Отметим, что Масленица - единственный дохристианский праздник, не связанный с христианским календарем и не получивший нового истолкования. И именно на Масленицу, целиком и полностью связанную с заупокойным культом предков, совершались такие ритуальные катания на донцах. Определенные аналогии этому обычаю катания на прялках в масленичную неделю, обеспечивающую плодородие начинающегося нового земледельческого года, есть в верованиях жителей Гиндукуша (Афганистан) - нуристанцев, потомков одной из первых волн индоевропейцев, дошедших в глубокой древности (III -II тыс. до н.э.) до гор Афганистана и сохранивших в своих неприступных горных долинах обряды, ритуалы, верования далеких восточноевропейских предков. Так у жителей Гиндукуша существовали представления о женщинах-руи (оборотнях), которые летали по ночам над горами и долинами, увеличивая их плодородие, а конем им служили сундук или прялка [Йеттмар К. Религии Гиндукуша. - М.: Наука, 1981. С. 116].

════════════════

[Задание]:
Продолжите текст о масленичных катаниях на донцах и прялках сразу после его последнего предложения.

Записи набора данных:
════════════════

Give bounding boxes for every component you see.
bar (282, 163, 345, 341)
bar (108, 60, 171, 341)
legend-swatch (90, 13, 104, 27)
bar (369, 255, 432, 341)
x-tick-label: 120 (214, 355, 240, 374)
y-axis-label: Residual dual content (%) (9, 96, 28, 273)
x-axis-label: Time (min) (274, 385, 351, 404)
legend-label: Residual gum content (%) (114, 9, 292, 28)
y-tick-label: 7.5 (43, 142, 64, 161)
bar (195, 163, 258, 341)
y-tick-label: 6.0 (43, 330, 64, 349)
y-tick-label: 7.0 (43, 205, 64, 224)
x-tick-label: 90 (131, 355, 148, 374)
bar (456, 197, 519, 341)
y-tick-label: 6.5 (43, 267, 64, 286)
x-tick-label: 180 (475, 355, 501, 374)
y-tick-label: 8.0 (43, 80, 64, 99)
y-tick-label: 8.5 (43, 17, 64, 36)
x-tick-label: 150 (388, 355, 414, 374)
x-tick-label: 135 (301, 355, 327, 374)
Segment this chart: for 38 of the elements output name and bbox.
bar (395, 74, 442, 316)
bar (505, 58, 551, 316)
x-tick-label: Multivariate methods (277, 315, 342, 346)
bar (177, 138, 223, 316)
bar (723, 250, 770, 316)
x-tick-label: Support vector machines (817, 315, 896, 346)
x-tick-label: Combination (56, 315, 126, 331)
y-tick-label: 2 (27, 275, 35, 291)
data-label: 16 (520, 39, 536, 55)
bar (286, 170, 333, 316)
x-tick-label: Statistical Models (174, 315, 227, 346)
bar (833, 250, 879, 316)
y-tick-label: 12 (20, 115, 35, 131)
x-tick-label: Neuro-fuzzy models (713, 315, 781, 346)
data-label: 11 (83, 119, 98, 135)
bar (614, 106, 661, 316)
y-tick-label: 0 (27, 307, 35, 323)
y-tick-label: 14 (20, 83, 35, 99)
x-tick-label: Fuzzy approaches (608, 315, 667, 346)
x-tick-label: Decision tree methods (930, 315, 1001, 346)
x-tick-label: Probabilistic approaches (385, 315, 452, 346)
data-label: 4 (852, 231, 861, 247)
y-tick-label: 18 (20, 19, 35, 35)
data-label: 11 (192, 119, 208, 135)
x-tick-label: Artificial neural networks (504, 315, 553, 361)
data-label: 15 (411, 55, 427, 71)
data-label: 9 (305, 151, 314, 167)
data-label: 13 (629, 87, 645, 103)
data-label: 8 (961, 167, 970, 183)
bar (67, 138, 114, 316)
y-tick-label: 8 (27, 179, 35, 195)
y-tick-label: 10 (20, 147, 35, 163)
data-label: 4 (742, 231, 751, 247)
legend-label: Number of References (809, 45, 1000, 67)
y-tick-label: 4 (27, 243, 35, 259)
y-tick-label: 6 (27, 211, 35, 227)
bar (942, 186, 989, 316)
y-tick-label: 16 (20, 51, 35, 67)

════════════════

[Ответ]:
О связи прялки и миром умерших свидетельствует очень интересный обычай, бытовавший в Горном Таджикистане, т.е. также у потомков древних индоевропейцев - восточных иранцев. Так если человек уходил из дома и пропадал без вести, то совершали обряд «саргардон». «Ночью, в последнюю среду месяца Сафар, когда устраивали прыганье через костры, три-четыре женщины запирались в доме, стараясь сделать это так, чтобы об этом никто не узнал. Делали куклу-мужчину - «мортияк». Эту куклу делали очень тщательно. Куклу клали в мешочек и вешали на колышек, вбитый в стену. Затем сажали перед прялкой девочку, не достигшую половой зрелости, и она должна была крутить прялку в обратную сторону до утренней зари, повторяя все время: «Пусть забеспокоится и скорей придет...» Считалось, что после этого пропавший человек должен был через некоторое время вернуться». Если обряд совершал мулла, то он писал заклинание и вешал его на дереве, а затем, «крутя прялку в обратную сторону, читал молитву» [Литвинский Б. А. Семантика верований и обрядов памирцев // Средняя Азия и ее соседи в древности и средневековье. - М.: Наука. 1981. С. 116] (курсив мой. - С. Ж.). Если через неделю человек не приходил, то его считали мертвым.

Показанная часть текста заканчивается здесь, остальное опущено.